[start]

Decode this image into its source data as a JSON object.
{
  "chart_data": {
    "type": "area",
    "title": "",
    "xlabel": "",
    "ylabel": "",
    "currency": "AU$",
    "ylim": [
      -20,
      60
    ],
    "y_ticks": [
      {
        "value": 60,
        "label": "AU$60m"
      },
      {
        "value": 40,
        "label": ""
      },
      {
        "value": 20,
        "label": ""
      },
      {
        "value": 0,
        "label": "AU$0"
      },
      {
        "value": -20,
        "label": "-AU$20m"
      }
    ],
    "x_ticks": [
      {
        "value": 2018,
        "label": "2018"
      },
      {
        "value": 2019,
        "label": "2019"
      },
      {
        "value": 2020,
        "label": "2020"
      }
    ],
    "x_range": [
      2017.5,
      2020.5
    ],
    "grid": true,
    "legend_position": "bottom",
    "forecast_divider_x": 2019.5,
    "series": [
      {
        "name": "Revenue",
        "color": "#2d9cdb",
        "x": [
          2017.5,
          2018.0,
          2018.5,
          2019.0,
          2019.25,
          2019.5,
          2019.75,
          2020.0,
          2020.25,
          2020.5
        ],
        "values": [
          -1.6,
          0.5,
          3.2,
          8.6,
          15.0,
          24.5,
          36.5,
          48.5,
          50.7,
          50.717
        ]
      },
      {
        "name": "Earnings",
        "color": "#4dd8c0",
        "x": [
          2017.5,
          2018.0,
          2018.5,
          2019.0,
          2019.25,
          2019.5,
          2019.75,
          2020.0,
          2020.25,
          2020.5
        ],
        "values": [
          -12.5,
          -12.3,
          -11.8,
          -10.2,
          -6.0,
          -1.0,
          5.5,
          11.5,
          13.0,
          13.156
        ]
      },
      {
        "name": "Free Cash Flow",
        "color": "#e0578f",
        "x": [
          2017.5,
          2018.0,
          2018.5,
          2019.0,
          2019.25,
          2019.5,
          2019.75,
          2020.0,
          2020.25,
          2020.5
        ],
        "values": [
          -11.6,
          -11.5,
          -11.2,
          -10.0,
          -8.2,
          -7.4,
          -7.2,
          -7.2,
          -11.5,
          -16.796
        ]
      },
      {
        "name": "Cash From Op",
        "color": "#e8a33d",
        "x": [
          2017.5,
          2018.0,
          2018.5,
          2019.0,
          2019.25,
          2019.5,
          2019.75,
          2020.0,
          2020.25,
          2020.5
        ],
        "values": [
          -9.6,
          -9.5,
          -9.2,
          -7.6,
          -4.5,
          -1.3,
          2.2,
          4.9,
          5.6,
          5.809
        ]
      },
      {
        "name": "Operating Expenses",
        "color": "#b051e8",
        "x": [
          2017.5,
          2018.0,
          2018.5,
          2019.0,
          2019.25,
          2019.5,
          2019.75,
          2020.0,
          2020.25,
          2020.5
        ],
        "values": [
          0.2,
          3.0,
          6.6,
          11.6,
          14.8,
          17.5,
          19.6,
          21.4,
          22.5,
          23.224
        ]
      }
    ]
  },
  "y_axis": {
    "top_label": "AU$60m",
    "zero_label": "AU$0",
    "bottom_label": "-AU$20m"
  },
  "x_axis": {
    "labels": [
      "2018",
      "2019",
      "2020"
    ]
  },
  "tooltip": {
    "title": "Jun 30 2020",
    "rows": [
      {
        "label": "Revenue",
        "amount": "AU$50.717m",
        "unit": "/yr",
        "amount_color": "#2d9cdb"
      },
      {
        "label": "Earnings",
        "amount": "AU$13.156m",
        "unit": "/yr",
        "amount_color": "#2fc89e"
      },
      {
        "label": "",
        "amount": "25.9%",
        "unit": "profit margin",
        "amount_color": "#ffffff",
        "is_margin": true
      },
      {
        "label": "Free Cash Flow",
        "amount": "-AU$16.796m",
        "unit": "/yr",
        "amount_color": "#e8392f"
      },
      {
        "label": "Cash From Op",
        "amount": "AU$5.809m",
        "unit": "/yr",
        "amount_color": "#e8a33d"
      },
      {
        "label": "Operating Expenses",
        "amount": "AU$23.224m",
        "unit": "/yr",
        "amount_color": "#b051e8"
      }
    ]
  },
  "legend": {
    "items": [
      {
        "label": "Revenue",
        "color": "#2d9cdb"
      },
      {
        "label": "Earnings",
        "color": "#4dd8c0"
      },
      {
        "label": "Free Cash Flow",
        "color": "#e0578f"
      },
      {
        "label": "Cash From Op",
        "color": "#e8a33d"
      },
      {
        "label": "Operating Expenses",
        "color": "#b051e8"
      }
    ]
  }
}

[end]

Work instructions: Set down each entry again, unchanged.

The completed task:
Decode this image into its source data as a JSON object.
{
  "chart_data": {
    "type": "area",
    "title": "",
    "xlabel": "",
    "ylabel": "",
    "currency": "AU$",
    "ylim": [
      -20,
      60
    ],
    "y_ticks": [
      {
        "value": 60,
        "label": "AU$60m"
      },
      {
        "value": 40,
        "label": ""
      },
      {
        "value": 20,
        "label": ""
      },
      {
        "value": 0,
        "label": "AU$0"
      },
      {
        "value": -20,
        "label": "-AU$20m"
      }
    ],
    "x_ticks": [
      {
        "value": 2018,
        "label": "2018"
      },
      {
        "value": 2019,
        "label": "2019"
      },
      {
        "value": 2020,
        "label": "2020"
      }
    ],
    "x_range": [
      2017.5,
      2020.5
    ],
    "grid": true,
    "legend_position": "bottom",
    "forecast_divider_x": 2019.5,
    "series": [
      {
        "name": "Revenue",
        "color": "#2d9cdb",
        "x": [
          2017.5,
          2018.0,
          2018.5,
          2019.0,
          2019.25,
          2019.5,
          2019.75,
          2020.0,
          2020.25,
          2020.5
        ],
        "values": [
          -1.6,
          0.5,
          3.2,
          8.6,
          15.0,
          24.5,
          36.5,
          48.5,
          50.7,
          50.717
        ]
      },
      {
        "name": "Earnings",
        "color": "#4dd8c0",
        "x": [
          2017.5,
          2018.0,
          2018.5,
          2019.0,
          2019.25,
          2019.5,
          2019.75,
          2020.0,
          2020.25,
          2020.5
        ],
        "values": [
          -12.5,
          -12.3,
          -11.8,
          -10.2,
          -6.0,
          -1.0,
          5.5,
          11.5,
          13.0,
          13.156
        ]
      },
      {
        "name": "Free Cash Flow",
        "color": "#e0578f",
        "x": [
          2017.5,
          2018.0,
          2018.5,
          2019.0,
          2019.25,
          2019.5,
          2019.75,
          2020.0,
          2020.25,
          2020.5
        ],
        "values": [
          -11.6,
          -11.5,
          -11.2,
          -10.0,
          -8.2,
          -7.4,
          -7.2,
          -7.2,
          -11.5,
          -16.796
        ]
      },
      {
        "name": "Cash From Op",
        "color": "#e8a33d",
        "x": [
          2017.5,
          2018.0,
          2018.5,
          2019.0,
          2019.25,
          2019.5,
          2019.75,
          2020.0,
          2020.25,
          2020.5
        ],
        "values": [
          -9.6,
          -9.5,
          -9.2,
          -7.6,
          -4.5,
          -1.3,
          2.2,
          4.9,
          5.6,
          5.809
        ]
      },
      {
        "name": "Operating Expenses",
        "color": "#b051e8",
        "x": [
          2017.5,
          2018.0,
          2018.5,
          2019.0,
          2019.25,
          2019.5,
          2019.75,
          2020.0,
          2020.25,
          2020.5
        ],
        "values": [
          0.2,
          3.0,
          6.6,
          11.6,
          14.8,
          17.5,
          19.6,
          21.4,
          22.5,
          23.224
        ]
      }
    ]
  },
  "y_axis": {
    "top_label": "AU$60m",
    "zero_label": "AU$0",
    "bottom_label": "-AU$20m"
  },
  "x_axis": {
    "labels": [
      "2018",
      "2019",
      "2020"
    ]
  },
  "tooltip": {
    "title": "Jun 30 2020",
    "rows": [
      {
        "label": "Revenue",
        "amount": "AU$50.717m",
        "unit": "/yr",
        "amount_color": "#2d9cdb"
      },
      {
        "label": "Earnings",
        "amount": "AU$13.156m",
        "unit": "/yr",
        "amount_color": "#2fc89e"
      },
      {
        "label": "",
        "amount": "25.9%",
        "unit": "profit margin",
        "amount_color": "#ffffff",
        "is_margin": true
      },
      {
        "label": "Free Cash Flow",
        "amount": "-AU$16.796m",
        "unit": "/yr",
        "amount_color": "#e8392f"
      },
      {
        "label": "Cash From Op",
        "amount": "AU$5.809m",
        "unit": "/yr",
        "amount_color": "#e8a33d"
      },
      {
        "label": "Operating Expenses",
        "amount": "AU$23.224m",
        "unit": "/yr",
        "amount_color": "#b051e8"
      }
    ]
  },
  "legend": {
    "items": [
      {
        "label": "Revenue",
        "color": "#2d9cdb"
      },
      {
        "label": "Earnings",
        "color": "#4dd8c0"
      },
      {
        "label": "Free Cash Flow",
        "color": "#e0578f"
      },
      {
        "label": "Cash From Op",
        "color": "#e8a33d"
      },
      {
        "label": "Operating Expenses",
        "color": "#b051e8"
      }
    ]
  }
}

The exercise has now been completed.